_WHAT NEEDS TO BE DONE:_
The line containing "Read this page and output its text content." marks the start; return it and every line after it in the listing below, exactly, through the last.

_DATA FOR PROCESSING:_
** Begin **

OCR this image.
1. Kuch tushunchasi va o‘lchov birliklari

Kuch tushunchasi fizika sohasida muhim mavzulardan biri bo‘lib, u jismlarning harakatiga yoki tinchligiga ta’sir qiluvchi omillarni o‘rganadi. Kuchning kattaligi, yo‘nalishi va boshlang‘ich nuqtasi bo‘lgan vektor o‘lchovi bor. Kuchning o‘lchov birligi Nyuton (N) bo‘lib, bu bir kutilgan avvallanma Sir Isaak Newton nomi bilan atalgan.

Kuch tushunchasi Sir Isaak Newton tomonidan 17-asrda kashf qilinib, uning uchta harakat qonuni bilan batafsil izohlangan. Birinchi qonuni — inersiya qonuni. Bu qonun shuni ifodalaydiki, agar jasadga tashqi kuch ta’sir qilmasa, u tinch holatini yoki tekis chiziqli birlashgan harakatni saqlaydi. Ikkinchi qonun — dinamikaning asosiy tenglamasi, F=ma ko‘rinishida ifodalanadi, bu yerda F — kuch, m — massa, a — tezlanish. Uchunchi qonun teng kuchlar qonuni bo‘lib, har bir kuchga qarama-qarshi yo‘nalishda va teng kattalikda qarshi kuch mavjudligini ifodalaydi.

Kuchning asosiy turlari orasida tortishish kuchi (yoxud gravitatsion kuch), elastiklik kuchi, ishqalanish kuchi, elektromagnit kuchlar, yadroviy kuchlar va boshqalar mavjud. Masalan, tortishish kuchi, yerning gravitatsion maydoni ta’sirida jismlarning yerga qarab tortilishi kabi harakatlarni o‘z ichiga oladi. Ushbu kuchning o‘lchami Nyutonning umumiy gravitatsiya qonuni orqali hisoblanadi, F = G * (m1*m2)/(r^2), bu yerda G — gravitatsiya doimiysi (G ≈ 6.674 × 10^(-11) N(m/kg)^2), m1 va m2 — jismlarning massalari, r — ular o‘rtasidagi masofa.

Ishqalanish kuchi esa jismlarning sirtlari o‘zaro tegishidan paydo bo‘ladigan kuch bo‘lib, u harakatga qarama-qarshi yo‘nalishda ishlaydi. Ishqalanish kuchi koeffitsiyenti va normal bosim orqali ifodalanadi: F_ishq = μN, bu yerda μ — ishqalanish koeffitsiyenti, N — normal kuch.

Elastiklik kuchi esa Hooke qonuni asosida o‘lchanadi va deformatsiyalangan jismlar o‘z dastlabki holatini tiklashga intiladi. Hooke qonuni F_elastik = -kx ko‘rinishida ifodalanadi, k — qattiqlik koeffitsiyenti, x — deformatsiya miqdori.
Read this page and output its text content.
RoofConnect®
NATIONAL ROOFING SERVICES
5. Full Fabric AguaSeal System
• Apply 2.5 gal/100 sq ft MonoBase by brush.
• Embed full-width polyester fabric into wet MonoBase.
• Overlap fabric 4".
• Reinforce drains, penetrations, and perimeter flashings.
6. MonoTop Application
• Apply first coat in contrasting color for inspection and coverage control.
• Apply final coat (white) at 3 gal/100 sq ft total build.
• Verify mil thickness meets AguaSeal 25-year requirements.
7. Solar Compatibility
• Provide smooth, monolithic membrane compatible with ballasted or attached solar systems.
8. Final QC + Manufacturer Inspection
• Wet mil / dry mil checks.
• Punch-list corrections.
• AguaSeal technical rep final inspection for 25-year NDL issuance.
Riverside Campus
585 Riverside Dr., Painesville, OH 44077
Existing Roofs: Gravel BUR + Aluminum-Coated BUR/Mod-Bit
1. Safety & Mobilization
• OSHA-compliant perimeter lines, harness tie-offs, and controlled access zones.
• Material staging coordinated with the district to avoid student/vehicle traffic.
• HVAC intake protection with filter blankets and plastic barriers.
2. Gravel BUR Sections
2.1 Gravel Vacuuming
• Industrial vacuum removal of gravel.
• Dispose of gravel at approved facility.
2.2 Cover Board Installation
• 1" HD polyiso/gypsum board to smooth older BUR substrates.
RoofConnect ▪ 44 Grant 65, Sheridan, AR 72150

** End **

_CORRECT OUTPUT:_
Read this page and output its text content.
RoofConnect®
NATIONAL ROOFING SERVICES
5. Full Fabric AguaSeal System
• Apply 2.5 gal/100 sq ft MonoBase by brush.
• Embed full-width polyester fabric into wet MonoBase.
• Overlap fabric 4".
• Reinforce drains, penetrations, and perimeter flashings.
6. MonoTop Application
• Apply first coat in contrasting color for inspection and coverage control.
• Apply final coat (white) at 3 gal/100 sq ft total build.
• Verify mil thickness meets AguaSeal 25-year requirements.
7. Solar Compatibility
• Provide smooth, monolithic membrane compatible with ballasted or attached solar systems.
8. Final QC + Manufacturer Inspection
• Wet mil / dry mil checks.
• Punch-list corrections.
• AguaSeal technical rep final inspection for 25-year NDL issuance.
Riverside Campus
585 Riverside Dr., Painesville, OH 44077
Existing Roofs: Gravel BUR + Aluminum-Coated BUR/Mod-Bit
1. Safety & Mobilization
• OSHA-compliant perimeter lines, harness tie-offs, and controlled access zones.
• Material staging coordinated with the district to avoid student/vehicle traffic.
• HVAC intake protection with filter blankets and plastic barriers.
2. Gravel BUR Sections
2.1 Gravel Vacuuming
• Industrial vacuum removal of gravel.
• Dispose of gravel at approved facility.
2.2 Cover Board Installation
• 1" HD polyiso/gypsum board to smooth older BUR substrates.
RoofConnect ▪ 44 Grant 65, Sheridan, AR 72150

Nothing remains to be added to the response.